→ **Work instructions**
Determine how many lines in the data below contain "What" and write only that number.

--- Start Supplied information ---

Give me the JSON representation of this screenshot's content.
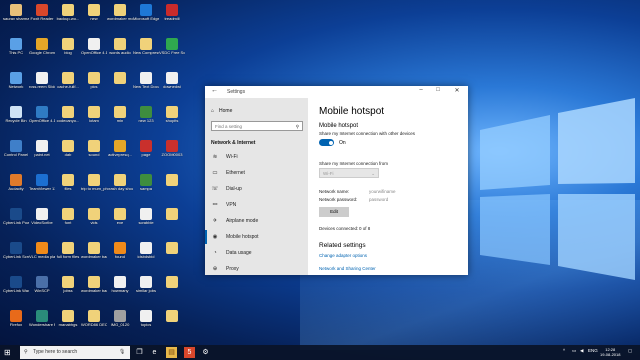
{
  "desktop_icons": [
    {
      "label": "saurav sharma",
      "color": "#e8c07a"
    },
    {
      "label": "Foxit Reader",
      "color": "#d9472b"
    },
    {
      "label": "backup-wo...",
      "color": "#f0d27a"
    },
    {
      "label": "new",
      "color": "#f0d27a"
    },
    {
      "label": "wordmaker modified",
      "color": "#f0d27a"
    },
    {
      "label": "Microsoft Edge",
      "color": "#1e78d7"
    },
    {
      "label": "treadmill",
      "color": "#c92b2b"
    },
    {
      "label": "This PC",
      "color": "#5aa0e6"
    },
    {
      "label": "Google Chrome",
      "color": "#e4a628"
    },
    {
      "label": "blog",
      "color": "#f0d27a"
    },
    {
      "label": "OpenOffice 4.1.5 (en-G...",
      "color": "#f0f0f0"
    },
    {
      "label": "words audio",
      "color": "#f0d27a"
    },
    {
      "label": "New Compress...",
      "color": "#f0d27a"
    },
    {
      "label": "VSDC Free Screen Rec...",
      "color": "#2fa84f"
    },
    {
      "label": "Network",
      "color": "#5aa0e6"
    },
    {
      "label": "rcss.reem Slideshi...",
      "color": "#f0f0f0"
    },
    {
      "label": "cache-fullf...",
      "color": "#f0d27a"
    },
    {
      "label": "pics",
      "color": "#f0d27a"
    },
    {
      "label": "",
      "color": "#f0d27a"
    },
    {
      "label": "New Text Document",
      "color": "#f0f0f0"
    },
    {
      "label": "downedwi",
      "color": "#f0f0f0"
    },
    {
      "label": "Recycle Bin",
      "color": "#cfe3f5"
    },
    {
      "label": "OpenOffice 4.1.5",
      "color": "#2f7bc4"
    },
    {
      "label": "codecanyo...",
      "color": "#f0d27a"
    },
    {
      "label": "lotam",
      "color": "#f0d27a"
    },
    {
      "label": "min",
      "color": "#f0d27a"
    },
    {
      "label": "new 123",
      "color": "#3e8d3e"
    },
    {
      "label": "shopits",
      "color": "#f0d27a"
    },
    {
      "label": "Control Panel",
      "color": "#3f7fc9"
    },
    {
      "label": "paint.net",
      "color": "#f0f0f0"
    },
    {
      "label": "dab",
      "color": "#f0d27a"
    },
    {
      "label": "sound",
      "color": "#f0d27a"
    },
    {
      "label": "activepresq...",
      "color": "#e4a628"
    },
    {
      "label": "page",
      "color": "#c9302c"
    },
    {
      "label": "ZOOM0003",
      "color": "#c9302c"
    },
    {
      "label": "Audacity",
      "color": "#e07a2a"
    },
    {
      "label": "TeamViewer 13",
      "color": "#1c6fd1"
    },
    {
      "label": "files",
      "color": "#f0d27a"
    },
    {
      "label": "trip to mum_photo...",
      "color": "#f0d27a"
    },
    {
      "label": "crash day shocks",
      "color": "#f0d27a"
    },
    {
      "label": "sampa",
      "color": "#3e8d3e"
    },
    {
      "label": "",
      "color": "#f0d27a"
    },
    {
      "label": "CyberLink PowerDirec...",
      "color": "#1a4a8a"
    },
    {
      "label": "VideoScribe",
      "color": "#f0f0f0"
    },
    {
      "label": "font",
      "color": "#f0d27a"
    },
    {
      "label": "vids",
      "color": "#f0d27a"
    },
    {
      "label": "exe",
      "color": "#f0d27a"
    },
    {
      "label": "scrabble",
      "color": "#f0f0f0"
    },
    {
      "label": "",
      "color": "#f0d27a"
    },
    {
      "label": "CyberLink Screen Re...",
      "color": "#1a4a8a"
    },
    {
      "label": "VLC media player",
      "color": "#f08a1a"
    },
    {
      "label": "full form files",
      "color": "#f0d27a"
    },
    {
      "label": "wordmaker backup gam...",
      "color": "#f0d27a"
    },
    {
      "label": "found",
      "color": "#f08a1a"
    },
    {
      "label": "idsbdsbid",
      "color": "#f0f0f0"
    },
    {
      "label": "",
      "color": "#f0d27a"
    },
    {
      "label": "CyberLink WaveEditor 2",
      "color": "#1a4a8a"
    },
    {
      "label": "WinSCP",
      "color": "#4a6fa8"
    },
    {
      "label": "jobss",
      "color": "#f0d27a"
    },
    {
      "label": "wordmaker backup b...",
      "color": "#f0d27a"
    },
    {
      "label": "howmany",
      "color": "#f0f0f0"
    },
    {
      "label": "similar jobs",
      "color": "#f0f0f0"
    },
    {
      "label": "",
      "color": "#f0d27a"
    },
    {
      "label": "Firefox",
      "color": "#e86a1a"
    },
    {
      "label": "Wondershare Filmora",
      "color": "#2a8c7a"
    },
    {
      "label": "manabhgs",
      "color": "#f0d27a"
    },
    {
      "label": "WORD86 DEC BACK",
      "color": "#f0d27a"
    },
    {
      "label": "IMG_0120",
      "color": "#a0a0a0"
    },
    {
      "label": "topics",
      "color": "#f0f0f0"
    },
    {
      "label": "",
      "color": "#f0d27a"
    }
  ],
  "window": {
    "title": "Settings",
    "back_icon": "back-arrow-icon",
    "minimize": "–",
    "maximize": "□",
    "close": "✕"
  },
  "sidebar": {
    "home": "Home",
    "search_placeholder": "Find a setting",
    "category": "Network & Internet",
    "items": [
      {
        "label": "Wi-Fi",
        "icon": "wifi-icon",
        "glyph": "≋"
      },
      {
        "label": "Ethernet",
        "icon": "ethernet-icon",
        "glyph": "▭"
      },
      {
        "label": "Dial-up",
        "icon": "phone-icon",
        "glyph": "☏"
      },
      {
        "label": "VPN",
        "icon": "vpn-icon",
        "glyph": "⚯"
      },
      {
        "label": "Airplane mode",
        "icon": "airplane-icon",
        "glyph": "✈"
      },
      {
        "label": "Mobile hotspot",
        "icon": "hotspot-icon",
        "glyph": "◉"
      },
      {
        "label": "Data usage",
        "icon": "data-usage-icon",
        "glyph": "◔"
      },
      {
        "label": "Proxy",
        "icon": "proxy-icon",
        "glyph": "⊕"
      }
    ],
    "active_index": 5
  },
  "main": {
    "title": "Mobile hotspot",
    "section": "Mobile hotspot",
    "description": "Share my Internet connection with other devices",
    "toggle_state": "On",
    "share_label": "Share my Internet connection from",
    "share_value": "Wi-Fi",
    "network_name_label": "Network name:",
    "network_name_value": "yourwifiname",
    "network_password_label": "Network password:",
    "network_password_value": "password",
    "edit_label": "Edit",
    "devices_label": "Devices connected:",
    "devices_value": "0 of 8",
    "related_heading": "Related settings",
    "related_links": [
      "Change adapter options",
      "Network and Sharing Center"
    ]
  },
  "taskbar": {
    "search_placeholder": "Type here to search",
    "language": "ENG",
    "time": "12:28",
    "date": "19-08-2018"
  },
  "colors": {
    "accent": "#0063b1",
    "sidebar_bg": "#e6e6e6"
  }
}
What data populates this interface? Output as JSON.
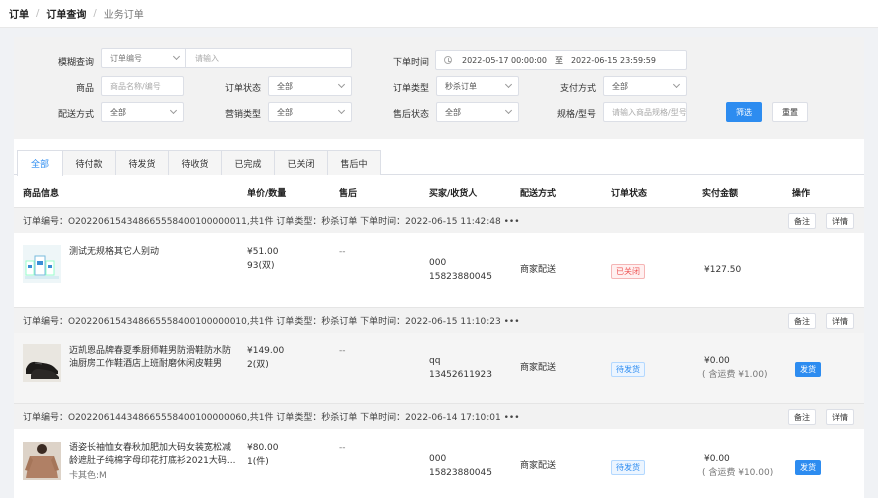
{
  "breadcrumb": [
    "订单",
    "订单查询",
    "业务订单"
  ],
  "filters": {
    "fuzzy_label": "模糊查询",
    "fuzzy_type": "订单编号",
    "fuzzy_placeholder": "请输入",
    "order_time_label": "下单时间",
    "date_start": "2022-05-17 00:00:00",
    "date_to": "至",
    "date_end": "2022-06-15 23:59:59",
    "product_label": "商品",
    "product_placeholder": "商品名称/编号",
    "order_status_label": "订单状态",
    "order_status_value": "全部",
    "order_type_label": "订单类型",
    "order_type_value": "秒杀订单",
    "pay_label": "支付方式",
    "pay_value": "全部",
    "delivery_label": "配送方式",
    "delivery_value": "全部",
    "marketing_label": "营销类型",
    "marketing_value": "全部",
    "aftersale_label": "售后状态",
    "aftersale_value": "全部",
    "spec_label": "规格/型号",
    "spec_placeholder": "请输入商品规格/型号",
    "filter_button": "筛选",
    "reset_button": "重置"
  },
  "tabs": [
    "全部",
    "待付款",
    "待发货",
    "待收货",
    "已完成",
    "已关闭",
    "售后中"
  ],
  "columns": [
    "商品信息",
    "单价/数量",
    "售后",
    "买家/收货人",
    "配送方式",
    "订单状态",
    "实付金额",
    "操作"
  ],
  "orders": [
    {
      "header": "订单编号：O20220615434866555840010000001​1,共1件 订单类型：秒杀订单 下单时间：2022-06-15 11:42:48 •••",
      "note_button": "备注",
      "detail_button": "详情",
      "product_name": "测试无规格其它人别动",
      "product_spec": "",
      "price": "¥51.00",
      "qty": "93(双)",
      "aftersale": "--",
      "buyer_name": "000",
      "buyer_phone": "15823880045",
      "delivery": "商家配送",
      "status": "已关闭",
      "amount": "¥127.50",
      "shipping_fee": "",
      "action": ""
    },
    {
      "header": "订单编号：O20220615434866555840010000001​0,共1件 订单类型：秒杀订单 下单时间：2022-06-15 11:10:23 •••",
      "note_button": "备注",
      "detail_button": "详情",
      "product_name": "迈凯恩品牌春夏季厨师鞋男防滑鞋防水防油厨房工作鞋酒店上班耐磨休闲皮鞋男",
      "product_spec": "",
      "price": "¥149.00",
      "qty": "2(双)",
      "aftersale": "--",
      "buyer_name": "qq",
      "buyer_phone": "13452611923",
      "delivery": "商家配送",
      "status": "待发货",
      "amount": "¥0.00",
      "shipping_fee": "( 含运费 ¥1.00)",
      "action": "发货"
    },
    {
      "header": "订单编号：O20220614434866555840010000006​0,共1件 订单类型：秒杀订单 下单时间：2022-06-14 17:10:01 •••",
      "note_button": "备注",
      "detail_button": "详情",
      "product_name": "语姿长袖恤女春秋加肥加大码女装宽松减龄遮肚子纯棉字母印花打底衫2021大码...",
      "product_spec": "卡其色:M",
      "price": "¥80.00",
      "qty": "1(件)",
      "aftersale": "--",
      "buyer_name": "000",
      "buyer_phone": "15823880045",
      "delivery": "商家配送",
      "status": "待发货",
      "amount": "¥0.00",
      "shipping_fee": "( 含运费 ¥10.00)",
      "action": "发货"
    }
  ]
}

--- End Supplied information ---
--- Start Supplied information ---

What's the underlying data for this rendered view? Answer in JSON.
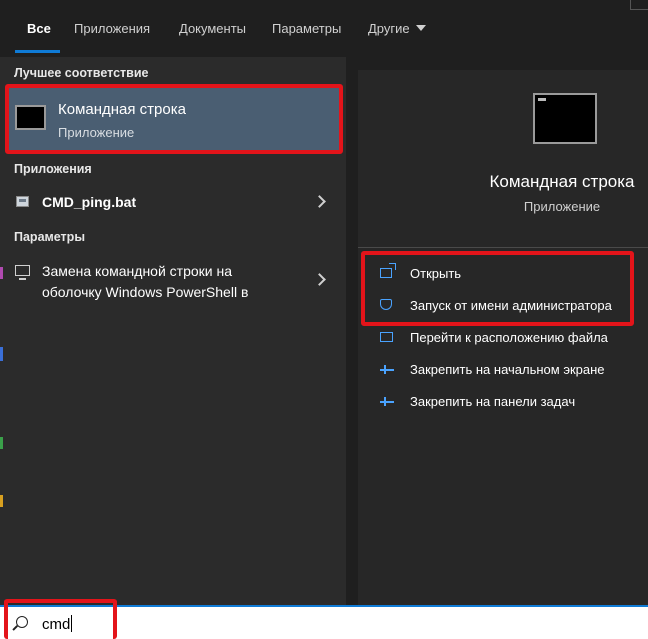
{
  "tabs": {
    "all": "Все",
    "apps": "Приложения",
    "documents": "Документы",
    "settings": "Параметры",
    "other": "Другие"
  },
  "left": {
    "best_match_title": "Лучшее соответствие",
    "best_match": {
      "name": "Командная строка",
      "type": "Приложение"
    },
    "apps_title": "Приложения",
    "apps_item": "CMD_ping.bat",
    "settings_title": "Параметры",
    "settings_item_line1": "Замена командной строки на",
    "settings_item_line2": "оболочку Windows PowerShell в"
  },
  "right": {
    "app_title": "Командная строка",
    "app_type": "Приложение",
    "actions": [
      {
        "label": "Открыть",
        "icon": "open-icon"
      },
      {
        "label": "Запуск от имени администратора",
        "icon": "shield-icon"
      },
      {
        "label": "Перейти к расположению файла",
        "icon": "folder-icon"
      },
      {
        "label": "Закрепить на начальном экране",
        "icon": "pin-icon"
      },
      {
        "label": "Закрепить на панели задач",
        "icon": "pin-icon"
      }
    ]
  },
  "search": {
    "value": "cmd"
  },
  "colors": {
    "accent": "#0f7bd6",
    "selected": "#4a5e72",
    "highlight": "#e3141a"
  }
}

--- End Supplied information ---
--- Start Supplied information ---

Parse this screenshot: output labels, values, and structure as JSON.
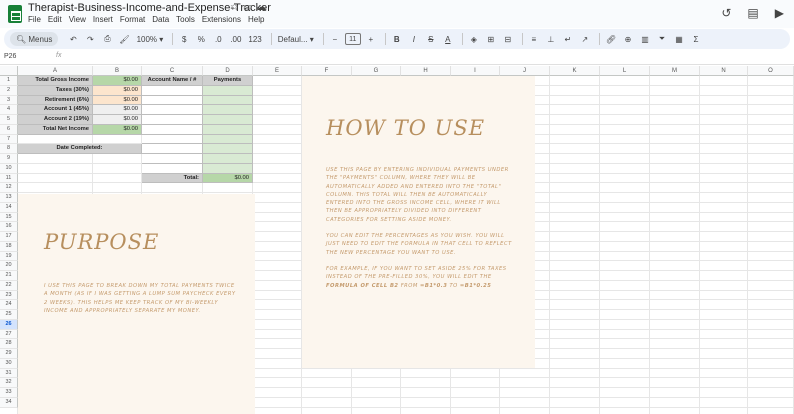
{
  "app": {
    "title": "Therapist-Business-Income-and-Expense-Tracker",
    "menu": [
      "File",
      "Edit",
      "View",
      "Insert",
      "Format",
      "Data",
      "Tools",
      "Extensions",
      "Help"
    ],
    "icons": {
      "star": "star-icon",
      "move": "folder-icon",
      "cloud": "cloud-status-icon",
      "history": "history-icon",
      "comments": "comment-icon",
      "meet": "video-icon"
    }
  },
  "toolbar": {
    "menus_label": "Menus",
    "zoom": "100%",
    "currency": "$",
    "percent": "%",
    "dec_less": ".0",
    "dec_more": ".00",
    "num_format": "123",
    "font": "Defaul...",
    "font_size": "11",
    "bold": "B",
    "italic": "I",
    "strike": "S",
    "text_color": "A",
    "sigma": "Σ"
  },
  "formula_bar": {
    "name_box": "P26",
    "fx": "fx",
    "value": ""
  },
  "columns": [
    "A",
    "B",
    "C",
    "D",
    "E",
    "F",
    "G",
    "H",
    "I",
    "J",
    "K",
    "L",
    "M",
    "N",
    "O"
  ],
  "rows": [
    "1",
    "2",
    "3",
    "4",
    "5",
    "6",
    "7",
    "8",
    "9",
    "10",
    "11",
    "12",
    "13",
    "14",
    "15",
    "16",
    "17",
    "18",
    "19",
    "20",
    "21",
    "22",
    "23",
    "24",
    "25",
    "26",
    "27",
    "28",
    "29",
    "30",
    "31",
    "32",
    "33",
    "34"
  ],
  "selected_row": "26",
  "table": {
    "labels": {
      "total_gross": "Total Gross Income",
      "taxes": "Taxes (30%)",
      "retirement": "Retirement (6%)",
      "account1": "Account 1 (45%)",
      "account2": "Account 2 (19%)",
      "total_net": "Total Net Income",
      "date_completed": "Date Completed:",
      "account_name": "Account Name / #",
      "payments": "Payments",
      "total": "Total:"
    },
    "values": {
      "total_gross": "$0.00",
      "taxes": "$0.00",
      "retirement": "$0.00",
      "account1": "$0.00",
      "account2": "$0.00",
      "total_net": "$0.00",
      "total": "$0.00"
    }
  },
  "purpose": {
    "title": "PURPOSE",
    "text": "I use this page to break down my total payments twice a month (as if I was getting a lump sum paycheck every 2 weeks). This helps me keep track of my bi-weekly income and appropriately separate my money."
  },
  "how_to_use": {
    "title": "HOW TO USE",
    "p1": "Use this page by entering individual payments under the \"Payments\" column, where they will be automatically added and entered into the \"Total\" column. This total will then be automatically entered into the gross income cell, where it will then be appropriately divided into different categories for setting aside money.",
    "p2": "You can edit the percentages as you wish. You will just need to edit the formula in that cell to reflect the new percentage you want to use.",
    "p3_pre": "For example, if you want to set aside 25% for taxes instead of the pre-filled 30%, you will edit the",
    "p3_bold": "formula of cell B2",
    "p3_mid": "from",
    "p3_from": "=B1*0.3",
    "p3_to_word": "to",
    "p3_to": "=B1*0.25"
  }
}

--- End Supplied information ---

→ **Output of the task**
2